(Structured figure records)
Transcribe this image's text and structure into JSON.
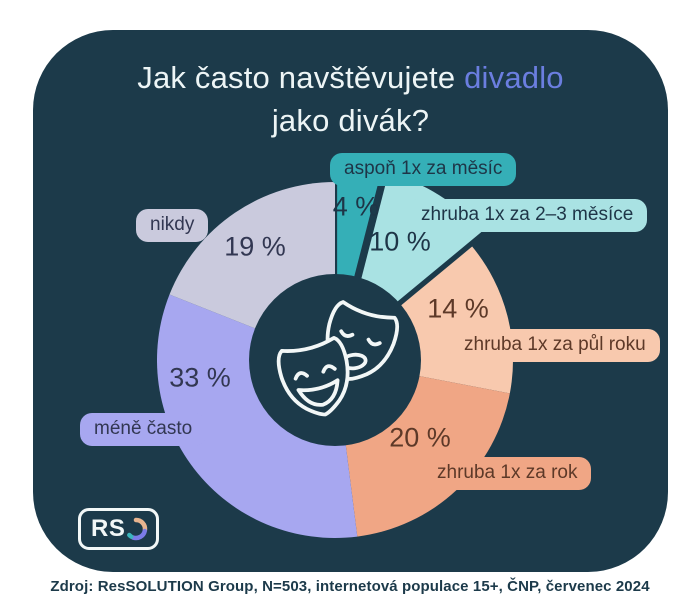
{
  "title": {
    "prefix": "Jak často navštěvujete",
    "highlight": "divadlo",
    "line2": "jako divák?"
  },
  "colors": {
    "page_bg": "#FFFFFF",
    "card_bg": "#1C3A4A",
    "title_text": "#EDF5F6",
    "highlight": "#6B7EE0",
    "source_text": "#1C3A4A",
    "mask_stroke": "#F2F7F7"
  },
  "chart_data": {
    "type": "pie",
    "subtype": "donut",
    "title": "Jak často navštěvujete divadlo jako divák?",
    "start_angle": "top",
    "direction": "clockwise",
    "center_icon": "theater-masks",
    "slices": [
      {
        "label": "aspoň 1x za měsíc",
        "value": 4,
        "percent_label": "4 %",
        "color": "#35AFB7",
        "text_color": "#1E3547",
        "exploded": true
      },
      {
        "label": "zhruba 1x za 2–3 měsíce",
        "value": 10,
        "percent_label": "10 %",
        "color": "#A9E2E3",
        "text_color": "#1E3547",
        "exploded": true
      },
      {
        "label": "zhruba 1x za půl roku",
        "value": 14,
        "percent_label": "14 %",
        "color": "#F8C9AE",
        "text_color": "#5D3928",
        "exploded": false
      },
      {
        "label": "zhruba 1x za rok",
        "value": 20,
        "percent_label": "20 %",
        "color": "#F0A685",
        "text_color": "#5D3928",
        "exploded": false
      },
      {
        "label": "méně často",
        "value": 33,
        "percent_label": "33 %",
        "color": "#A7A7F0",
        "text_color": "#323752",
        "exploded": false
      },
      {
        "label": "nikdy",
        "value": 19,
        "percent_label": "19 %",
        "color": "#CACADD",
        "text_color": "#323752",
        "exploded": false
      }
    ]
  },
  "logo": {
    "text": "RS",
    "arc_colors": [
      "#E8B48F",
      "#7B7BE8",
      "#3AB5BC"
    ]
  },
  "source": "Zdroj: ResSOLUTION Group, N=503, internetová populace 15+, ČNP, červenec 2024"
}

...

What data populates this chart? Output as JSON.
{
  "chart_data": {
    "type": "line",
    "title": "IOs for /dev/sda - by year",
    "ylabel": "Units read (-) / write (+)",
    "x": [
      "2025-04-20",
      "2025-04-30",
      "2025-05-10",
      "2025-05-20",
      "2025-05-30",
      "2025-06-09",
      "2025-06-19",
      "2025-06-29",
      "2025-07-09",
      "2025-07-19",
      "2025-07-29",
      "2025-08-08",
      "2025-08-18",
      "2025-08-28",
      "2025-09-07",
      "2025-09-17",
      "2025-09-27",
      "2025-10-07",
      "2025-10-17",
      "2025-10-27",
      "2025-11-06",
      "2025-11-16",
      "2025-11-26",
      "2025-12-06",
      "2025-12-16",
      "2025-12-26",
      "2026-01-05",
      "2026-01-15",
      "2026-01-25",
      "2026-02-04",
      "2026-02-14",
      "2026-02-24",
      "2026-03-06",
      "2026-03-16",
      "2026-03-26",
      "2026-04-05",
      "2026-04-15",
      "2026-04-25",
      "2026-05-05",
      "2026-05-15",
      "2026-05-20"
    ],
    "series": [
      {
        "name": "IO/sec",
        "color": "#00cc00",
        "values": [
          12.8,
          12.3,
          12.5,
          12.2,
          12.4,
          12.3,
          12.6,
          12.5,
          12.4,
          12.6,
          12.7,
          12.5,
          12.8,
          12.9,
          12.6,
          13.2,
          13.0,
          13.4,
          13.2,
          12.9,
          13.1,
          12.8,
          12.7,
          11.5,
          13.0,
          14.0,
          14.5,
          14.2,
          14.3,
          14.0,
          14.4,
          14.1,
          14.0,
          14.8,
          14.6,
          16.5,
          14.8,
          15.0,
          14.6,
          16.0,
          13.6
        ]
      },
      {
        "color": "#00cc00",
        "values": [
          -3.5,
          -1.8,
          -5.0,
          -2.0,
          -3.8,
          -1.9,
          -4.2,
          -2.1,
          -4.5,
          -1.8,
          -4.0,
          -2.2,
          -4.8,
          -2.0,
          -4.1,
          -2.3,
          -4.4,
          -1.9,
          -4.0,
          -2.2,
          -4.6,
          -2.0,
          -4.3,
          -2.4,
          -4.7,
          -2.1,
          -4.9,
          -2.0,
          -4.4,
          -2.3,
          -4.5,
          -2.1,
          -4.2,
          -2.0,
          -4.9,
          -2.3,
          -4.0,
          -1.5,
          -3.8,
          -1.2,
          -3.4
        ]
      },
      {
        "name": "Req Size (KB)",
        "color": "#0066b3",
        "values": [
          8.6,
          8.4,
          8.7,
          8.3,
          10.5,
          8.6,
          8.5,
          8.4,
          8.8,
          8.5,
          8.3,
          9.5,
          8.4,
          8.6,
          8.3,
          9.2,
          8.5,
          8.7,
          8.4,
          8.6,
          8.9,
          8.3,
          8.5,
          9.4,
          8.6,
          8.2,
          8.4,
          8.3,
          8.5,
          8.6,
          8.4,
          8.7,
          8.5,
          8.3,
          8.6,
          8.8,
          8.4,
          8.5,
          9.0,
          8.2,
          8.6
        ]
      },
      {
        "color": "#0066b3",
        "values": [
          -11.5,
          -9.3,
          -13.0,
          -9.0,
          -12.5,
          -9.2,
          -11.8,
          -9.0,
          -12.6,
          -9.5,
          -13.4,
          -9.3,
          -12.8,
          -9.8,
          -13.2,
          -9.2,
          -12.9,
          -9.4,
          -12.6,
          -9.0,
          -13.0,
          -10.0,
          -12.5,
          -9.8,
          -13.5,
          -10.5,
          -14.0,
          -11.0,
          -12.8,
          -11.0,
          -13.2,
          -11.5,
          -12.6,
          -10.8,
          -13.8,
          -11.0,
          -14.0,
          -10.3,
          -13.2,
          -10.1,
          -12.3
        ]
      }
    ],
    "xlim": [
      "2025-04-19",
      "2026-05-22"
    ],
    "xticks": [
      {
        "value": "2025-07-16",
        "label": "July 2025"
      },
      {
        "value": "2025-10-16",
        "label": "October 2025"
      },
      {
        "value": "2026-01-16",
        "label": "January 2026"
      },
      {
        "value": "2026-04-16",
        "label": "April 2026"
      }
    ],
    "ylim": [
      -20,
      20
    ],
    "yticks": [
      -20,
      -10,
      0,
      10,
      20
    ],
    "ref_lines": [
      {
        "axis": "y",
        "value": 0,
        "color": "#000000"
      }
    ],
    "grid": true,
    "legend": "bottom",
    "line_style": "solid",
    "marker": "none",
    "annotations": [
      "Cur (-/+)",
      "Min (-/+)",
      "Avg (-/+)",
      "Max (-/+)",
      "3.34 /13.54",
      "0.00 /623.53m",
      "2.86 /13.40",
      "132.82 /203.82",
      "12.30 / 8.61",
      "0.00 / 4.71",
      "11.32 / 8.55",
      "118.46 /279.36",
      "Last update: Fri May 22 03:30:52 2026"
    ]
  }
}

---

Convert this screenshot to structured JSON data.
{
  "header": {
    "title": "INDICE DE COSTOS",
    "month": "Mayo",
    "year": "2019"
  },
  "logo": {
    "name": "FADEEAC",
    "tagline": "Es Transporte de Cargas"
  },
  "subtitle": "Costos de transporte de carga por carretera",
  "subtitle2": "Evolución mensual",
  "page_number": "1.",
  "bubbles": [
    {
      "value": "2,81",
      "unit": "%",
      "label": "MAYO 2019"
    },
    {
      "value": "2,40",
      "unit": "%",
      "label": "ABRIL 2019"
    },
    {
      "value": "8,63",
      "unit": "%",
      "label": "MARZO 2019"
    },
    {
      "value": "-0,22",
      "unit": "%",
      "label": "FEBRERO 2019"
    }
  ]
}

Given task:
Copy every line of the records above that contains "divák".

Complete output:
    "line2": "jako divák?"
    "title": "Jak často navštěvujete divadlo jako divák?",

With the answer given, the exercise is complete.